### SET EXERCISE
Your task is to repeat the entries exactly. Leave the pictures out.

### RECORDS FOR THIS EXERCISE
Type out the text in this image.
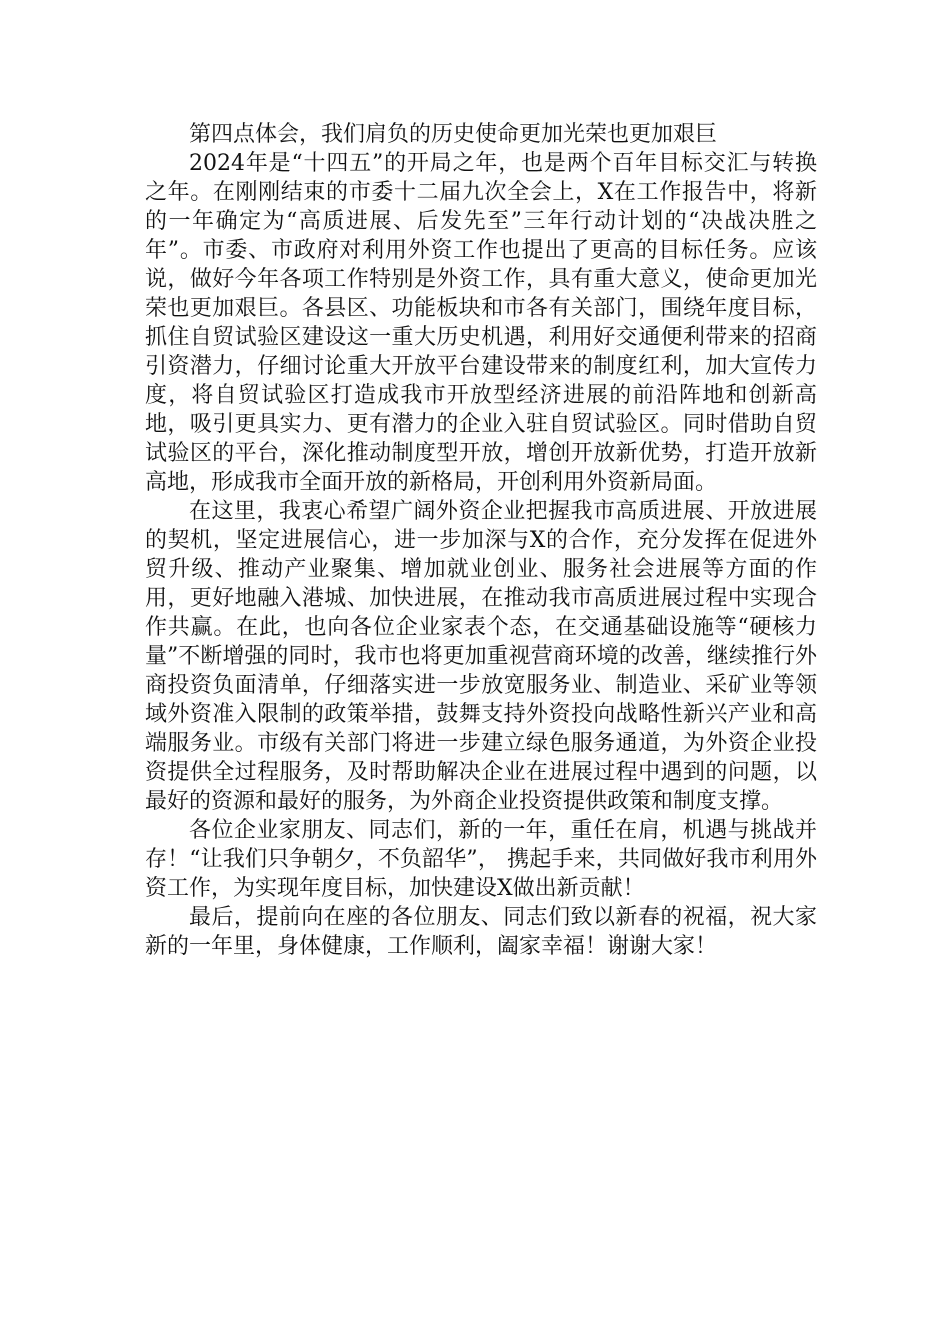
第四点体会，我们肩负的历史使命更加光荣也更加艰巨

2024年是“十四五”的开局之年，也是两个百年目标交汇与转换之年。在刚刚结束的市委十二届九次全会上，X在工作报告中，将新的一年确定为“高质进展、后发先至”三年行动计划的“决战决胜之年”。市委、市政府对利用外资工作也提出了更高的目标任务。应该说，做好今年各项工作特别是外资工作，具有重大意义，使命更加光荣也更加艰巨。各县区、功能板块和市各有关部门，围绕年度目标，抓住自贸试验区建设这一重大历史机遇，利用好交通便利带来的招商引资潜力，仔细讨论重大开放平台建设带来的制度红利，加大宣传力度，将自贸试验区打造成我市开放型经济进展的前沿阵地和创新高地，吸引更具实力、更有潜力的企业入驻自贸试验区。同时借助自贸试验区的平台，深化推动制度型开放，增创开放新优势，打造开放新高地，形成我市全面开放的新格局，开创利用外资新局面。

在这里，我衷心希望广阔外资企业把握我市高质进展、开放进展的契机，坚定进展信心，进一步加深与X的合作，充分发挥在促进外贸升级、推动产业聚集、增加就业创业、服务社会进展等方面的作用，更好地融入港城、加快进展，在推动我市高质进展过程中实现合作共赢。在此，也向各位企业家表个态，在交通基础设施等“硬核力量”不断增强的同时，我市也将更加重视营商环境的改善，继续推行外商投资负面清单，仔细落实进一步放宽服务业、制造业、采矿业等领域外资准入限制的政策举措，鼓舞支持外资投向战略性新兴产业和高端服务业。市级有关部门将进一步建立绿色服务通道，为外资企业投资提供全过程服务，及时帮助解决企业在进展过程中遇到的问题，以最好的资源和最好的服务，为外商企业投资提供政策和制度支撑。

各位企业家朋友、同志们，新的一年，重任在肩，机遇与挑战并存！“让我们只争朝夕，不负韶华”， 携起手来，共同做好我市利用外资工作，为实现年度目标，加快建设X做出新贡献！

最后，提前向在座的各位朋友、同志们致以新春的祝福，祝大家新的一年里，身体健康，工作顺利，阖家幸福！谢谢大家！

### SOLUTION TO THIS PROBLEM
Type out the text in this image.
第四点体会，我们肩负的历史使命更加光荣也更加艰巨

2024年是“十四五”的开局之年，也是两个百年目标交汇与转换之年。在刚刚结束的市委十二届九次全会上，X在工作报告中，将新的一年确定为“高质进展、后发先至”三年行动计划的“决战决胜之年”。市委、市政府对利用外资工作也提出了更高的目标任务。应该说，做好今年各项工作特别是外资工作，具有重大意义，使命更加光荣也更加艰巨。各县区、功能板块和市各有关部门，围绕年度目标，抓住自贸试验区建设这一重大历史机遇，利用好交通便利带来的招商引资潜力，仔细讨论重大开放平台建设带来的制度红利，加大宣传力度，将自贸试验区打造成我市开放型经济进展的前沿阵地和创新高地，吸引更具实力、更有潜力的企业入驻自贸试验区。同时借助自贸试验区的平台，深化推动制度型开放，增创开放新优势，打造开放新高地，形成我市全面开放的新格局，开创利用外资新局面。

在这里，我衷心希望广阔外资企业把握我市高质进展、开放进展的契机，坚定进展信心，进一步加深与X的合作，充分发挥在促进外贸升级、推动产业聚集、增加就业创业、服务社会进展等方面的作用，更好地融入港城、加快进展，在推动我市高质进展过程中实现合作共赢。在此，也向各位企业家表个态，在交通基础设施等“硬核力量”不断增强的同时，我市也将更加重视营商环境的改善，继续推行外商投资负面清单，仔细落实进一步放宽服务业、制造业、采矿业等领域外资准入限制的政策举措，鼓舞支持外资投向战略性新兴产业和高端服务业。市级有关部门将进一步建立绿色服务通道，为外资企业投资提供全过程服务，及时帮助解决企业在进展过程中遇到的问题，以最好的资源和最好的服务，为外商企业投资提供政策和制度支撑。

各位企业家朋友、同志们，新的一年，重任在肩，机遇与挑战并存！“让我们只争朝夕，不负韶华”， 携起手来，共同做好我市利用外资工作，为实现年度目标，加快建设X做出新贡献！

最后，提前向在座的各位朋友、同志们致以新春的祝福，祝大家新的一年里，身体健康，工作顺利，阖家幸福！谢谢大家！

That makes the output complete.